* _GIVEN REQUEST_:
Read the listing below and copy out every line that holds "JSON".

:: EXERCISE MATERIAL

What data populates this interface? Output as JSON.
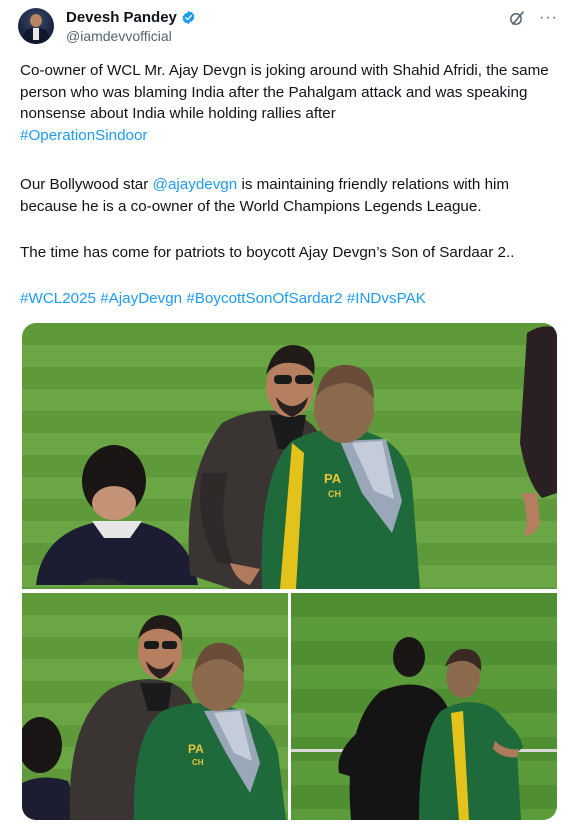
{
  "author": {
    "name": "Devesh Pandey",
    "handle": "@iamdevvofficial",
    "verified_icon": "verified-badge-icon",
    "colors": {
      "verified": "#1d9bf0",
      "link": "#1d9bf0",
      "text": "#0f1419",
      "muted": "#536471"
    }
  },
  "header_actions": {
    "grok_icon": "grok-icon",
    "more_label": "···"
  },
  "tweet": {
    "p1_text": "Co-owner of WCL Mr. Ajay Devgn is joking around with Shahid Afridi, the same person who was blaming India after the Pahalgam attack and was speaking nonsense about India while holding rallies after",
    "p1_tag": "#OperationSindoor",
    "p2_pre": "Our Bollywood star",
    "p2_mention": "@ajaydevgn",
    "p2_post": "is maintaining friendly relations with him because he is a co-owner of the World Champions Legends League.",
    "p3_text": "The time has come for patriots to boycott Ajay Devgn’s Son of Sardaar 2..",
    "hashtags": [
      "#WCL2025",
      "#AjayDevgn",
      "#BoycottSonOfSardar2",
      "#INDvsPAK"
    ]
  },
  "media": {
    "photos": [
      "main-photo",
      "bottom-left-photo",
      "bottom-right-photo"
    ],
    "jersey_text": {
      "main_line1": "PA",
      "main_line2": "CH",
      "small_line1": "PA",
      "small_line2": "CH"
    }
  }
}
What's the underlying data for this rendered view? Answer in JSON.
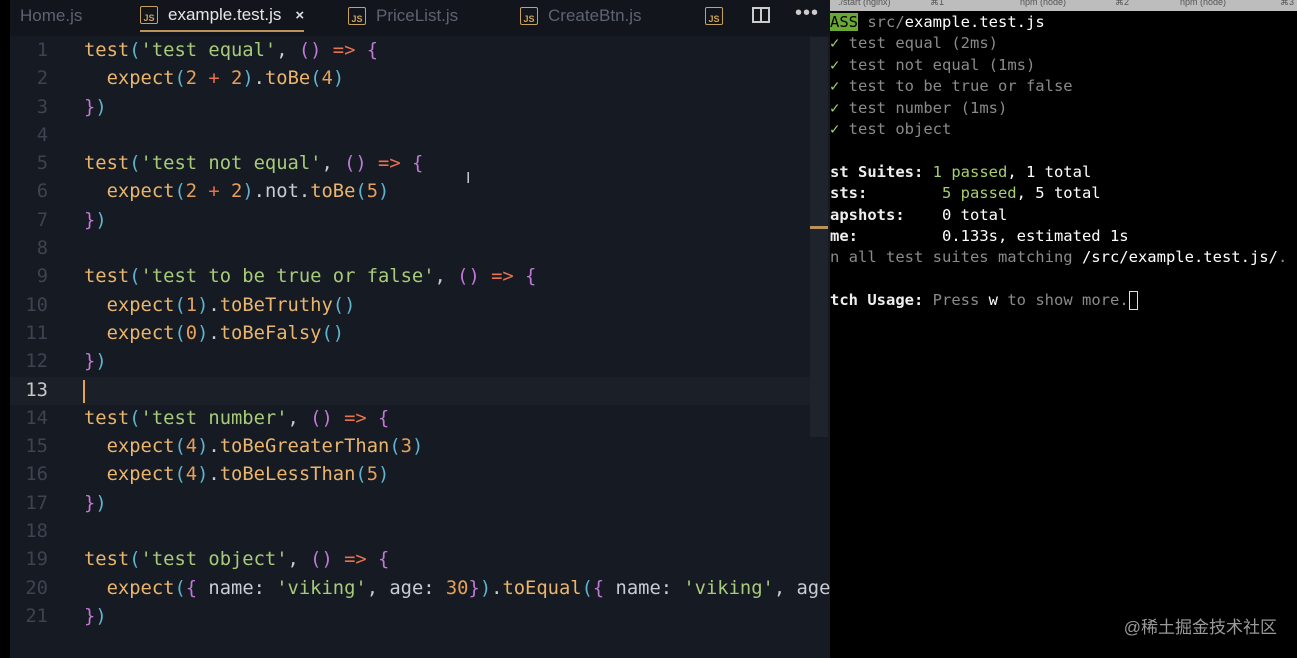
{
  "editor": {
    "tabs": [
      {
        "label": "Home.js"
      },
      {
        "label": "example.test.js",
        "active": true
      },
      {
        "label": "PriceList.js"
      },
      {
        "label": "CreateBtn.js"
      },
      {
        "label": ""
      }
    ],
    "js_badge": "JS",
    "close_glyph": "×",
    "more_glyph": "•••",
    "text_cursor": "I",
    "current_line": 13,
    "lines": [
      [
        [
          "fn",
          "test"
        ],
        [
          "pa",
          "("
        ],
        [
          "str",
          "'test equal'"
        ],
        [
          "pl",
          ", "
        ],
        [
          "br",
          "()"
        ],
        [
          "op",
          " => "
        ],
        [
          "br",
          "{"
        ]
      ],
      [
        [
          "pl",
          "  "
        ],
        [
          "fn",
          "expect"
        ],
        [
          "pa",
          "("
        ],
        [
          "num",
          "2"
        ],
        [
          "op",
          " + "
        ],
        [
          "num",
          "2"
        ],
        [
          "pa",
          ")"
        ],
        [
          "dot",
          "."
        ],
        [
          "fn",
          "toBe"
        ],
        [
          "pa",
          "("
        ],
        [
          "num",
          "4"
        ],
        [
          "pa",
          ")"
        ]
      ],
      [
        [
          "br",
          "}"
        ],
        [
          "pa",
          ")"
        ]
      ],
      [],
      [
        [
          "fn",
          "test"
        ],
        [
          "pa",
          "("
        ],
        [
          "str",
          "'test not equal'"
        ],
        [
          "pl",
          ", "
        ],
        [
          "br",
          "()"
        ],
        [
          "op",
          " => "
        ],
        [
          "br",
          "{"
        ]
      ],
      [
        [
          "pl",
          "  "
        ],
        [
          "fn",
          "expect"
        ],
        [
          "pa",
          "("
        ],
        [
          "num",
          "2"
        ],
        [
          "op",
          " + "
        ],
        [
          "num",
          "2"
        ],
        [
          "pa",
          ")"
        ],
        [
          "dot",
          "."
        ],
        [
          "pl",
          "not"
        ],
        [
          "dot",
          "."
        ],
        [
          "fn",
          "toBe"
        ],
        [
          "pa",
          "("
        ],
        [
          "num",
          "5"
        ],
        [
          "pa",
          ")"
        ]
      ],
      [
        [
          "br",
          "}"
        ],
        [
          "pa",
          ")"
        ]
      ],
      [],
      [
        [
          "fn",
          "test"
        ],
        [
          "pa",
          "("
        ],
        [
          "str",
          "'test to be true or false'"
        ],
        [
          "pl",
          ", "
        ],
        [
          "br",
          "()"
        ],
        [
          "op",
          " => "
        ],
        [
          "br",
          "{"
        ]
      ],
      [
        [
          "pl",
          "  "
        ],
        [
          "fn",
          "expect"
        ],
        [
          "pa",
          "("
        ],
        [
          "num",
          "1"
        ],
        [
          "pa",
          ")"
        ],
        [
          "dot",
          "."
        ],
        [
          "fn",
          "toBeTruthy"
        ],
        [
          "pa",
          "()"
        ]
      ],
      [
        [
          "pl",
          "  "
        ],
        [
          "fn",
          "expect"
        ],
        [
          "pa",
          "("
        ],
        [
          "num",
          "0"
        ],
        [
          "pa",
          ")"
        ],
        [
          "dot",
          "."
        ],
        [
          "fn",
          "toBeFalsy"
        ],
        [
          "pa",
          "()"
        ]
      ],
      [
        [
          "br",
          "}"
        ],
        [
          "pa",
          ")"
        ]
      ],
      [],
      [
        [
          "fn",
          "test"
        ],
        [
          "pa",
          "("
        ],
        [
          "str",
          "'test number'"
        ],
        [
          "pl",
          ", "
        ],
        [
          "br",
          "()"
        ],
        [
          "op",
          " => "
        ],
        [
          "br",
          "{"
        ]
      ],
      [
        [
          "pl",
          "  "
        ],
        [
          "fn",
          "expect"
        ],
        [
          "pa",
          "("
        ],
        [
          "num",
          "4"
        ],
        [
          "pa",
          ")"
        ],
        [
          "dot",
          "."
        ],
        [
          "fn",
          "toBeGreaterThan"
        ],
        [
          "pa",
          "("
        ],
        [
          "num",
          "3"
        ],
        [
          "pa",
          ")"
        ]
      ],
      [
        [
          "pl",
          "  "
        ],
        [
          "fn",
          "expect"
        ],
        [
          "pa",
          "("
        ],
        [
          "num",
          "4"
        ],
        [
          "pa",
          ")"
        ],
        [
          "dot",
          "."
        ],
        [
          "fn",
          "toBeLessThan"
        ],
        [
          "pa",
          "("
        ],
        [
          "num",
          "5"
        ],
        [
          "pa",
          ")"
        ]
      ],
      [
        [
          "br",
          "}"
        ],
        [
          "pa",
          ")"
        ]
      ],
      [],
      [
        [
          "fn",
          "test"
        ],
        [
          "pa",
          "("
        ],
        [
          "str",
          "'test object'"
        ],
        [
          "pl",
          ", "
        ],
        [
          "br",
          "()"
        ],
        [
          "op",
          " => "
        ],
        [
          "br",
          "{"
        ]
      ],
      [
        [
          "pl",
          "  "
        ],
        [
          "fn",
          "expect"
        ],
        [
          "pa",
          "("
        ],
        [
          "br",
          "{ "
        ],
        [
          "pl",
          "name: "
        ],
        [
          "str",
          "'viking'"
        ],
        [
          "pl",
          ", age: "
        ],
        [
          "num",
          "30"
        ],
        [
          "br",
          "}"
        ],
        [
          "pa",
          ")"
        ],
        [
          "dot",
          "."
        ],
        [
          "fn",
          "toEqual"
        ],
        [
          "pa",
          "("
        ],
        [
          "br",
          "{ "
        ],
        [
          "pl",
          "name: "
        ],
        [
          "str",
          "'viking'"
        ],
        [
          "pl",
          ", age"
        ]
      ],
      [
        [
          "br",
          "}"
        ],
        [
          "pa",
          ")"
        ]
      ]
    ]
  },
  "terminal": {
    "tabs": [
      {
        "label": "./start (nginx)",
        "shortcut": "⌘1"
      },
      {
        "label": "npm (node)",
        "shortcut": "⌘2"
      },
      {
        "label": "npm (node)",
        "shortcut": "⌘3"
      }
    ],
    "lines": [
      [
        [
          "pass",
          "ASS"
        ],
        [
          "dim",
          " src/"
        ],
        [
          "w",
          "example.test.js"
        ]
      ],
      [
        [
          "g",
          "✓"
        ],
        [
          "dim",
          " test equal (2ms)"
        ]
      ],
      [
        [
          "g",
          "✓"
        ],
        [
          "dim",
          " test not equal (1ms)"
        ]
      ],
      [
        [
          "g",
          "✓"
        ],
        [
          "dim",
          " test to be true or false"
        ]
      ],
      [
        [
          "g",
          "✓"
        ],
        [
          "dim",
          " test number (1ms)"
        ]
      ],
      [
        [
          "g",
          "✓"
        ],
        [
          "dim",
          " test object"
        ]
      ],
      [],
      [
        [
          "bold",
          "st Suites: "
        ],
        [
          "g",
          "1 passed"
        ],
        [
          "w",
          ", 1 total"
        ]
      ],
      [
        [
          "bold",
          "sts:        "
        ],
        [
          "g",
          "5 passed"
        ],
        [
          "w",
          ", 5 total"
        ]
      ],
      [
        [
          "bold",
          "apshots:   "
        ],
        [
          "w",
          " 0 total"
        ]
      ],
      [
        [
          "bold",
          "me:        "
        ],
        [
          "w",
          " 0.133s, estimated 1s"
        ]
      ],
      [
        [
          "dim",
          "n all test suites matching "
        ],
        [
          "w",
          "/src/example.test.js/"
        ],
        [
          "dim",
          "."
        ]
      ],
      [],
      [
        [
          "bold",
          "tch Usage: "
        ],
        [
          "dim",
          "Press "
        ],
        [
          "w",
          "w"
        ],
        [
          "dim",
          " to show more."
        ]
      ]
    ]
  },
  "watermark": "@稀土掘金技术社区"
}
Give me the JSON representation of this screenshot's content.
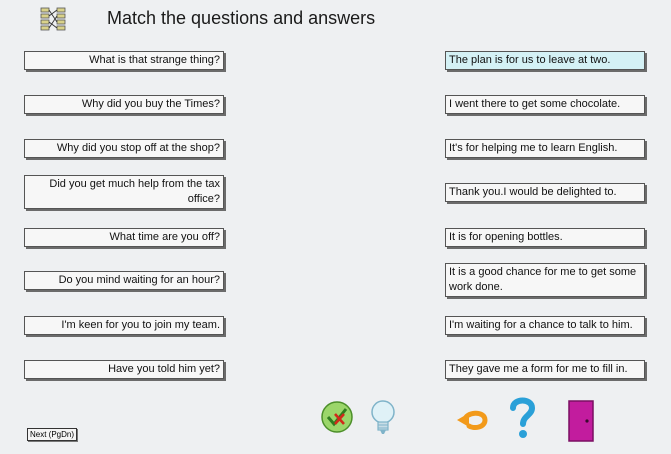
{
  "title": "Match the questions and answers",
  "questions": [
    "What is that strange thing?",
    "Why did you buy the Times?",
    "Why did you stop off at the shop?",
    "Did you get much help from the tax office?",
    "What time are you off?",
    "Do you mind waiting for an hour?",
    "I'm keen for you to join my team.",
    "Have you told him yet?"
  ],
  "answers": [
    "The plan is for us to leave at two.",
    "I went there to get some chocolate.",
    "It's for helping me to learn English.",
    "Thank you.I would be delighted to.",
    "It is for opening bottles.",
    "It is a good chance for me to get some work done.",
    "I'm waiting for a chance to talk to him.",
    "They gave me a form for me to fill in."
  ],
  "selected_answer_index": 0,
  "toolbar": {
    "next_label": "Next (PgDn)",
    "check_icon": "check-cross-icon",
    "hint_icon": "lightbulb-icon",
    "undo_icon": "undo-arrow-icon",
    "help_icon": "question-mark-icon",
    "exit_icon": "exit-door-icon"
  },
  "colors": {
    "selected_answer": "#d4f1f5",
    "help": "#2aa0d8",
    "undo": "#f29a1b",
    "exit": "#c21c9e",
    "check": "#3aa832"
  }
}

::::

* _RESULT OF THIS EXERCISE_:
What data populates this interface? Output as JSON.
What's the underlying data for this rendered view? Answer in JSON.
Give me the JSON representation of this screenshot's content.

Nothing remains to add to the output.